> [Work instructions]: Write out every line of the material as it stands, apart from the pictures.
_ _ _ _ _ _ _
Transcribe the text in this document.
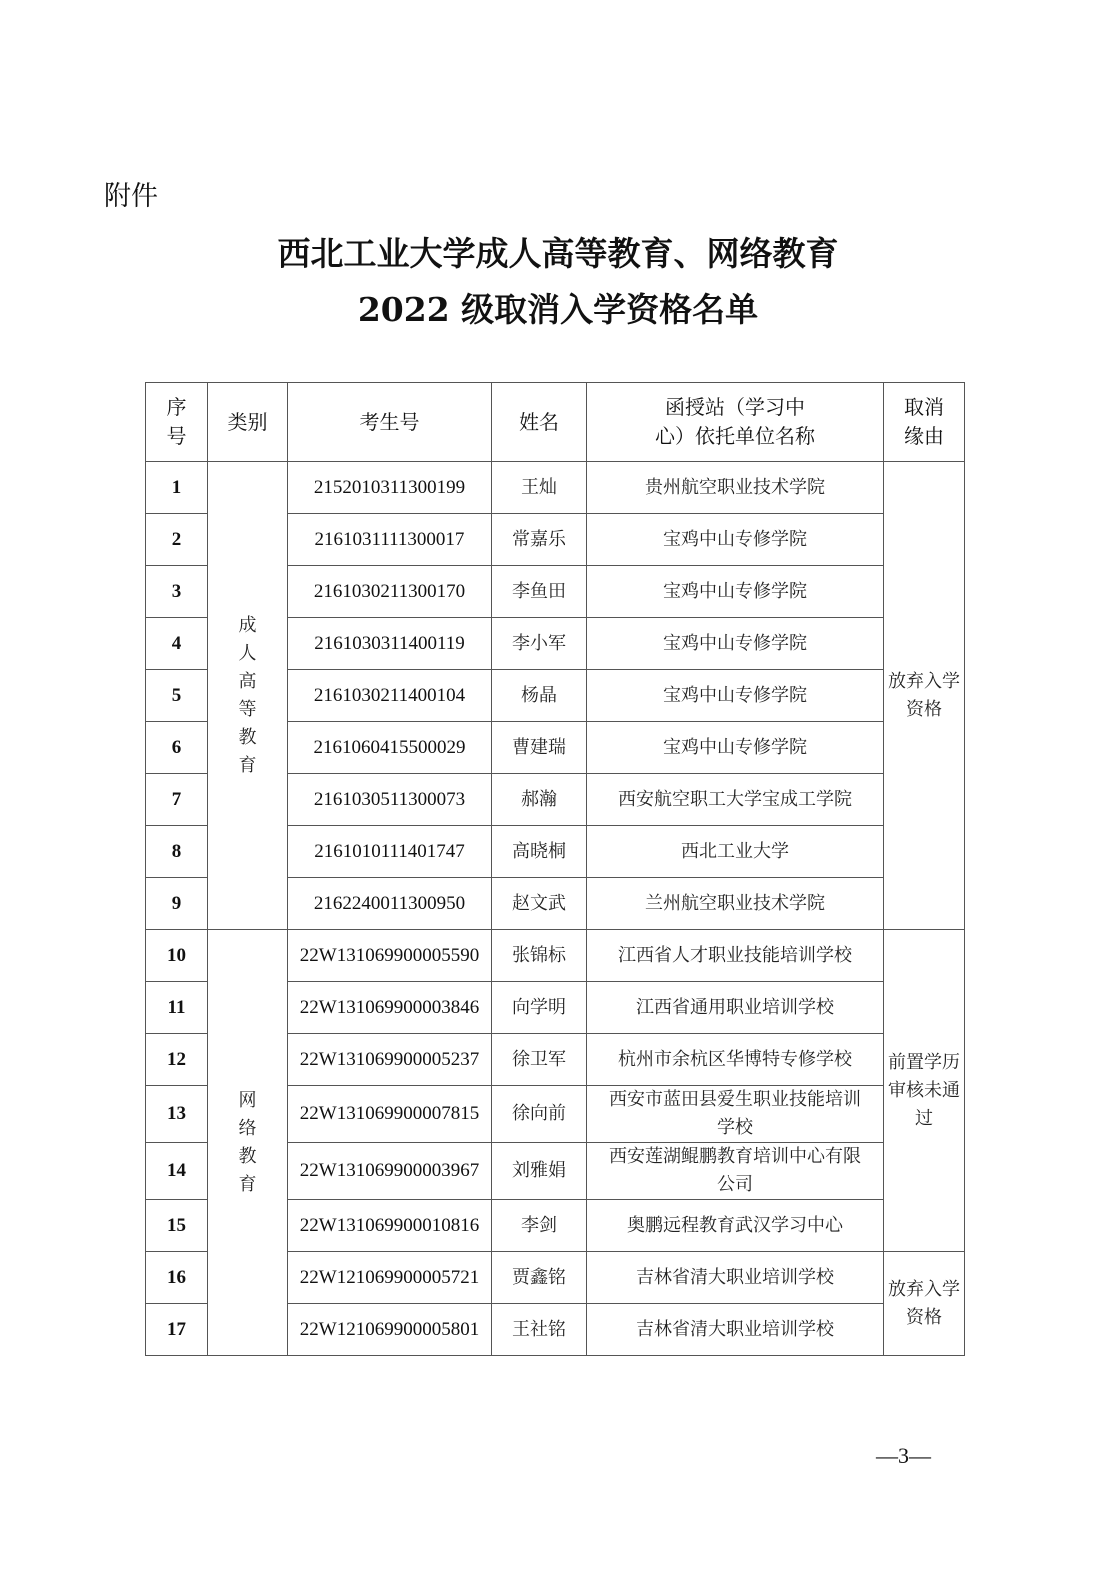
附件
西北工业大学成人高等教育、网络教育
2022 级取消入学资格名单
序号	类别	考生号	姓名	函授站（学习中心）依托单位名称	取消缘由
1	成人高等教育	2152010311300199	王灿	贵州航空职业技术学院	放弃入学资格
2		2161031111300017	常嘉乐	宝鸡中山专修学院	
3		2161030211300170	李鱼田	宝鸡中山专修学院	
4		2161030311400119	李小军	宝鸡中山专修学院	
5		2161030211400104	杨晶	宝鸡中山专修学院	
6		2161060415500029	曹建瑞	宝鸡中山专修学院	
7		2161030511300073	郝瀚	西安航空职工大学宝成工学院	
8		2161010111401747	高晓桐	西北工业大学	
9		2162240011300950	赵文武	兰州航空职业技术学院	
10	网络教育	22W131069900005590	张锦标	江西省人才职业技能培训学校	前置学历审核未通过
11		22W131069900003846	向学明	江西省通用职业培训学校	
12		22W131069900005237	徐卫军	杭州市余杭区华博特专修学校	
13		22W131069900007815	徐向前	西安市蓝田县爱生职业技能培训学校	
14		22W131069900003967	刘雅娟	西安莲湖鲲鹏教育培训中心有限公司	
15		22W131069900010816	李剑	奥鹏远程教育武汉学习中心	
16		22W121069900005721	贾鑫铭	吉林省清大职业培训学校	放弃入学资格
17		22W121069900005801	王社铭	吉林省清大职业培训学校	
—3—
_ _ _ _ _ _ _
> [Full solution]:
Transcribe the text in this document.
附件
西北工业大学成人高等教育、网络教育
2022 级取消入学资格名单
序号	类别	考生号	姓名	函授站（学习中心）依托单位名称	取消缘由
1	成人高等教育	2152010311300199	王灿	贵州航空职业技术学院	放弃入学资格
2		2161031111300017	常嘉乐	宝鸡中山专修学院	
3		2161030211300170	李鱼田	宝鸡中山专修学院	
4		2161030311400119	李小军	宝鸡中山专修学院	
5		2161030211400104	杨晶	宝鸡中山专修学院	
6		2161060415500029	曹建瑞	宝鸡中山专修学院	
7		2161030511300073	郝瀚	西安航空职工大学宝成工学院	
8		2161010111401747	高晓桐	西北工业大学	
9		2162240011300950	赵文武	兰州航空职业技术学院	
10	网络教育	22W131069900005590	张锦标	江西省人才职业技能培训学校	前置学历审核未通过
11		22W131069900003846	向学明	江西省通用职业培训学校	
12		22W131069900005237	徐卫军	杭州市余杭区华博特专修学校	
13		22W131069900007815	徐向前	西安市蓝田县爱生职业技能培训学校	
14		22W131069900003967	刘雅娟	西安莲湖鲲鹏教育培训中心有限公司	
15		22W131069900010816	李剑	奥鹏远程教育武汉学习中心	
16		22W121069900005721	贾鑫铭	吉林省清大职业培训学校	放弃入学资格
17		22W121069900005801	王社铭	吉林省清大职业培训学校	
—3—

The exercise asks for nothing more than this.